**MATERIAL SHOWN:**

-- -- --

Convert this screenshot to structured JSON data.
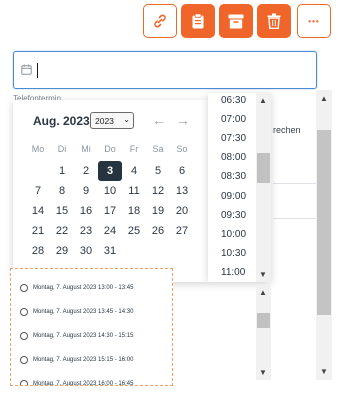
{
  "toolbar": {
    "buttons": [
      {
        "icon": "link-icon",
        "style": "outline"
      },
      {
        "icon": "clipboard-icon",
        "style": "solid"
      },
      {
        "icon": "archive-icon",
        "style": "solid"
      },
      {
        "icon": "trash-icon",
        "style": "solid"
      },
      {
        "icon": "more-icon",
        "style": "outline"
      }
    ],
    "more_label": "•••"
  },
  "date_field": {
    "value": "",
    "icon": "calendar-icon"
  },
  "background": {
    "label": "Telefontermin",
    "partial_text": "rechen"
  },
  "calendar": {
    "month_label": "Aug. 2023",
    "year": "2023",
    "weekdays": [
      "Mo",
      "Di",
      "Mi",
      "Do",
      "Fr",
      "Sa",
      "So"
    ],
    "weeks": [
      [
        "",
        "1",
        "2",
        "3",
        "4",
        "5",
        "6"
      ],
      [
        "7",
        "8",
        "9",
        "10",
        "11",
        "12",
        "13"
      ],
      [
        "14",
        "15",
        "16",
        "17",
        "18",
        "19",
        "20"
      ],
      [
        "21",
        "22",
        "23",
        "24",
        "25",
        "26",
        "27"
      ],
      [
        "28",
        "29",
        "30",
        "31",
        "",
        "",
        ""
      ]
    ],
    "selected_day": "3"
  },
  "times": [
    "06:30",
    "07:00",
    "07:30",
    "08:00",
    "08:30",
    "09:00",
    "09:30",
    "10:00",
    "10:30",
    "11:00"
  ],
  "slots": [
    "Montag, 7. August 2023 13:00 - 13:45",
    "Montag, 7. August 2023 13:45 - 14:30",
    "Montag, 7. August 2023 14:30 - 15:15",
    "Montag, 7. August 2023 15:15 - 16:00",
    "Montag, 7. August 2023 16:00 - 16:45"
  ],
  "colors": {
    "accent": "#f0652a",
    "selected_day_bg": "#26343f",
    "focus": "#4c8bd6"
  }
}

-- -- --

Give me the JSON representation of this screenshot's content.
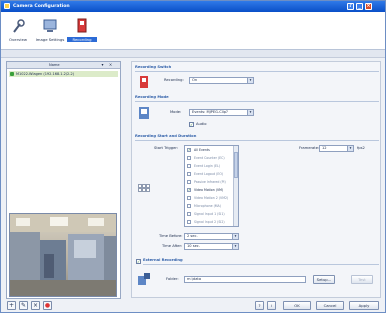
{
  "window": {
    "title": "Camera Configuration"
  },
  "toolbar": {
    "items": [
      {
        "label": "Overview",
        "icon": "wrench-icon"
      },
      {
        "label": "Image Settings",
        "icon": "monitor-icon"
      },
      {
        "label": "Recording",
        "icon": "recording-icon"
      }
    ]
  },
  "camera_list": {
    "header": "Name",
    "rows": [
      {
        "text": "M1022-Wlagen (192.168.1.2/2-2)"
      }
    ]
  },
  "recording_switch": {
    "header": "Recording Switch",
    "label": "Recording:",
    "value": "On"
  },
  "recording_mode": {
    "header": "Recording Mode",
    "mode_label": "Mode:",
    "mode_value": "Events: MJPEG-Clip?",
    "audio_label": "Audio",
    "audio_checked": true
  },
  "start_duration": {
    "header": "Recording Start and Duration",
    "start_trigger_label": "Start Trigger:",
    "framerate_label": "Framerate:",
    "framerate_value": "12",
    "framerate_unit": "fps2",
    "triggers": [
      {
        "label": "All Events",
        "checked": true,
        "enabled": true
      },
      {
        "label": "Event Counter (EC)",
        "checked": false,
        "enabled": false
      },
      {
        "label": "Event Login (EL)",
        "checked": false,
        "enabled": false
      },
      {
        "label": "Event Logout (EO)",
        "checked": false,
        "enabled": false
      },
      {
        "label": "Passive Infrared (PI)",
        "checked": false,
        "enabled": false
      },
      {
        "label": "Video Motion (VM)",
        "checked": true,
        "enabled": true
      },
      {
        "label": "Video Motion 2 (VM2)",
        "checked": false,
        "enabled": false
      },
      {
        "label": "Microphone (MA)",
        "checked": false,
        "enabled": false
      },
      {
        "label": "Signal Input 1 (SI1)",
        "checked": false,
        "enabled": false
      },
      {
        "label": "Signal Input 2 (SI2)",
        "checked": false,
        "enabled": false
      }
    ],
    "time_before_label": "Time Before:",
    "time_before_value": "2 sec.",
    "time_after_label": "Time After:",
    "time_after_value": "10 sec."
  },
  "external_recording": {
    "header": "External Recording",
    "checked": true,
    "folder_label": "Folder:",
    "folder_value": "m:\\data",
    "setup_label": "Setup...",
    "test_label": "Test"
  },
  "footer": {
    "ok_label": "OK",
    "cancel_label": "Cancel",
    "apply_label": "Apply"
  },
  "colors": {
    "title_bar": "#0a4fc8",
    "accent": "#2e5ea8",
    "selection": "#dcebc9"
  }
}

-- -- --

**WHAT YOU HAVE TO DO:**
From the data above, work out how many lines hold "JSON". Answer with the number alone.

**RESPONSE TO THIS EXERCISE:**
2